• _What is being asked_:
Transcribe the records that follow in their entirety, omitting any pictures.

>> Begin Data for processing

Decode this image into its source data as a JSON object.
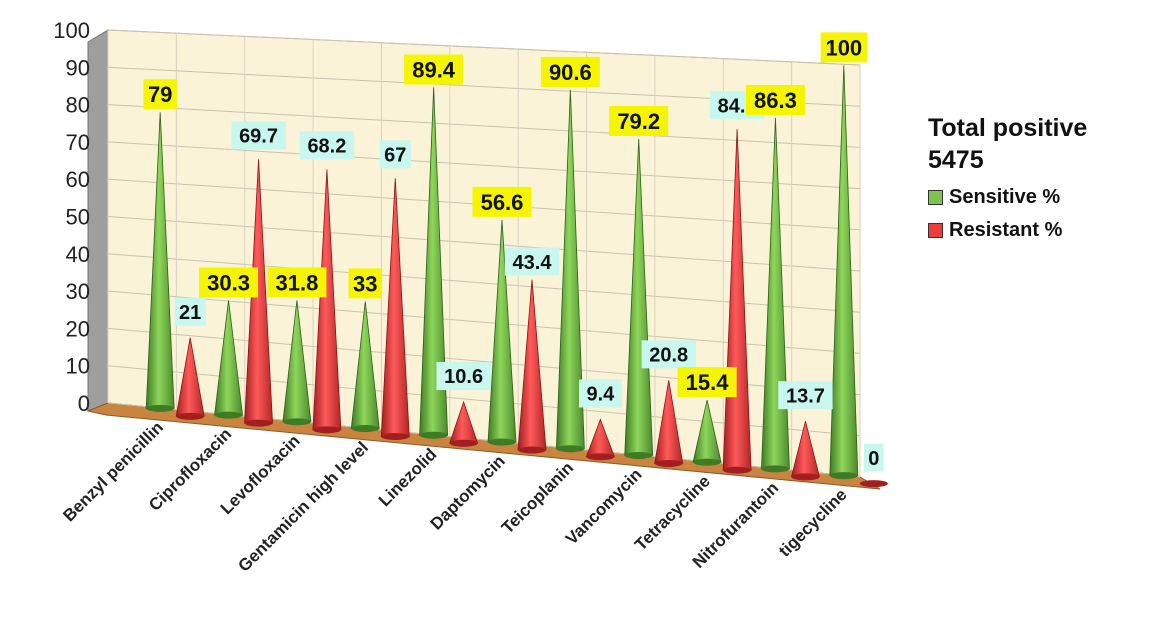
{
  "chart_data": {
    "type": "bar",
    "style": "3d-cone",
    "categories": [
      "Benzyl penicillin",
      "Ciprofloxacin",
      "Levofloxacin",
      "Gentamicin high level",
      "Linezolid",
      "Daptomycin",
      "Teicoplanin",
      "Vancomycin",
      "Tetracycline",
      "Nitrofurantoin",
      "tigecycline"
    ],
    "series": [
      {
        "name": "Sensitive %",
        "color": "#7dc34f",
        "label_bg": "#f5f500",
        "values": [
          79,
          30.3,
          31.8,
          33,
          89.4,
          56.6,
          90.6,
          79.2,
          15.4,
          86.3,
          100
        ]
      },
      {
        "name": "Resistant %",
        "color": "#ee3b3b",
        "label_bg": "#c8f7f0",
        "values": [
          21,
          69.7,
          68.2,
          67,
          10.6,
          43.4,
          9.4,
          20.8,
          84.6,
          13.7,
          0
        ]
      }
    ],
    "y_ticks": [
      "0",
      "10",
      "20",
      "30",
      "40",
      "50",
      "60",
      "70",
      "80",
      "90",
      "100"
    ],
    "ylim": [
      0,
      100
    ],
    "grid": true,
    "legend": {
      "title_line1": "Total positive",
      "title_line2": "5475",
      "position": "right"
    },
    "wall_color": "#fbf3d8",
    "floor_color": "#c98540"
  }
}
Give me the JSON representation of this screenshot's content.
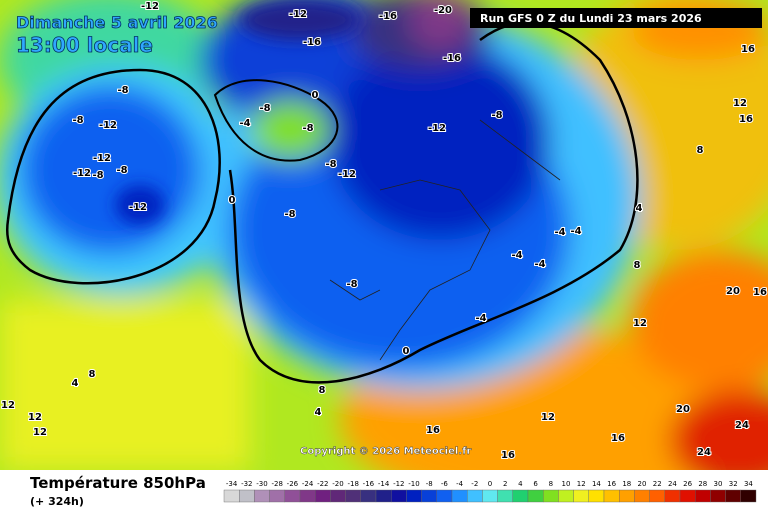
{
  "header": {
    "date": "Dimanche 5 avril 2026",
    "time": "13:00 locale",
    "run": "Run GFS 0 Z du Lundi 23 mars 2026"
  },
  "copyright": "Copyright © 2026 Meteociel.fr",
  "legend": {
    "title": "Température 850hPa",
    "subtitle": "(+ 324h)",
    "ticks": [
      -34,
      -32,
      -30,
      -28,
      -26,
      -24,
      -22,
      -20,
      -18,
      -16,
      -14,
      -12,
      -10,
      -8,
      -6,
      -4,
      -2,
      0,
      2,
      4,
      6,
      8,
      10,
      12,
      14,
      16,
      18,
      20,
      22,
      24,
      26,
      28,
      30,
      32,
      34
    ],
    "colors": [
      "#d8d8d8",
      "#c0c0c8",
      "#b090b8",
      "#a070a8",
      "#905098",
      "#803888",
      "#702080",
      "#602878",
      "#503078",
      "#383080",
      "#20208a",
      "#1010a0",
      "#0020c0",
      "#0840d8",
      "#1060f0",
      "#2090ff",
      "#40c0ff",
      "#60e8f0",
      "#40e0b0",
      "#20d070",
      "#40d040",
      "#80e020",
      "#c0f020",
      "#f0f020",
      "#ffe000",
      "#ffc000",
      "#ffa000",
      "#ff8000",
      "#ff6000",
      "#f03000",
      "#e01000",
      "#c00000",
      "#900000",
      "#600000",
      "#300000"
    ]
  },
  "map": {
    "labels": [
      "-12",
      "-16",
      "-20",
      "-12",
      "-16",
      "-16",
      "-8",
      "-12",
      "-8",
      "-12",
      "-12",
      "-8",
      "-8",
      "-12",
      "-8",
      "-4",
      "0",
      "-8",
      "-12",
      "-8",
      "-12",
      "-8",
      "-8",
      "0",
      "-8",
      "-4",
      "-4",
      "-4",
      "-4",
      "-4",
      "0",
      "4",
      "8",
      "4",
      "8",
      "12",
      "12",
      "12",
      "16",
      "16",
      "12",
      "16",
      "20",
      "24",
      "24",
      "16",
      "12",
      "16",
      "8",
      "4",
      "8",
      "20",
      "16",
      "12"
    ]
  }
}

>> End Data for processing

• _Task answer_:
Decode this image into its source data as a JSON object.
{
  "chart_data": {
    "type": "bar",
    "style": "3d-cone",
    "categories": [
      "Benzyl penicillin",
      "Ciprofloxacin",
      "Levofloxacin",
      "Gentamicin high level",
      "Linezolid",
      "Daptomycin",
      "Teicoplanin",
      "Vancomycin",
      "Tetracycline",
      "Nitrofurantoin",
      "tigecycline"
    ],
    "series": [
      {
        "name": "Sensitive %",
        "color": "#7dc34f",
        "label_bg": "#f5f500",
        "values": [
          79,
          30.3,
          31.8,
          33,
          89.4,
          56.6,
          90.6,
          79.2,
          15.4,
          86.3,
          100
        ]
      },
      {
        "name": "Resistant %",
        "color": "#ee3b3b",
        "label_bg": "#c8f7f0",
        "values": [
          21,
          69.7,
          68.2,
          67,
          10.6,
          43.4,
          9.4,
          20.8,
          84.6,
          13.7,
          0
        ]
      }
    ],
    "y_ticks": [
      "0",
      "10",
      "20",
      "30",
      "40",
      "50",
      "60",
      "70",
      "80",
      "90",
      "100"
    ],
    "ylim": [
      0,
      100
    ],
    "grid": true,
    "legend": {
      "title_line1": "Total positive",
      "title_line2": "5475",
      "position": "right"
    },
    "wall_color": "#fbf3d8",
    "floor_color": "#c98540"
  }
}
Give me the JSON representation of this screenshot's content.
{
  "header": {
    "date": "Dimanche 5 avril 2026",
    "time": "13:00 locale",
    "run": "Run GFS 0 Z du Lundi 23 mars 2026"
  },
  "copyright": "Copyright © 2026 Meteociel.fr",
  "legend": {
    "title": "Température 850hPa",
    "subtitle": "(+ 324h)",
    "ticks": [
      -34,
      -32,
      -30,
      -28,
      -26,
      -24,
      -22,
      -20,
      -18,
      -16,
      -14,
      -12,
      -10,
      -8,
      -6,
      -4,
      -2,
      0,
      2,
      4,
      6,
      8,
      10,
      12,
      14,
      16,
      18,
      20,
      22,
      24,
      26,
      28,
      30,
      32,
      34
    ],
    "colors": [
      "#d8d8d8",
      "#c0c0c8",
      "#b090b8",
      "#a070a8",
      "#905098",
      "#803888",
      "#702080",
      "#602878",
      "#503078",
      "#383080",
      "#20208a",
      "#1010a0",
      "#0020c0",
      "#0840d8",
      "#1060f0",
      "#2090ff",
      "#40c0ff",
      "#60e8f0",
      "#40e0b0",
      "#20d070",
      "#40d040",
      "#80e020",
      "#c0f020",
      "#f0f020",
      "#ffe000",
      "#ffc000",
      "#ffa000",
      "#ff8000",
      "#ff6000",
      "#f03000",
      "#e01000",
      "#c00000",
      "#900000",
      "#600000",
      "#300000"
    ]
  },
  "map": {
    "labels": [
      "-12",
      "-16",
      "-20",
      "-12",
      "-16",
      "-16",
      "-8",
      "-12",
      "-8",
      "-12",
      "-12",
      "-8",
      "-8",
      "-12",
      "-8",
      "-4",
      "0",
      "-8",
      "-12",
      "-8",
      "-12",
      "-8",
      "-8",
      "0",
      "-8",
      "-4",
      "-4",
      "-4",
      "-4",
      "-4",
      "0",
      "4",
      "8",
      "4",
      "8",
      "12",
      "12",
      "12",
      "16",
      "16",
      "12",
      "16",
      "20",
      "24",
      "24",
      "16",
      "12",
      "16",
      "8",
      "4",
      "8",
      "20",
      "16",
      "12"
    ]
  }
}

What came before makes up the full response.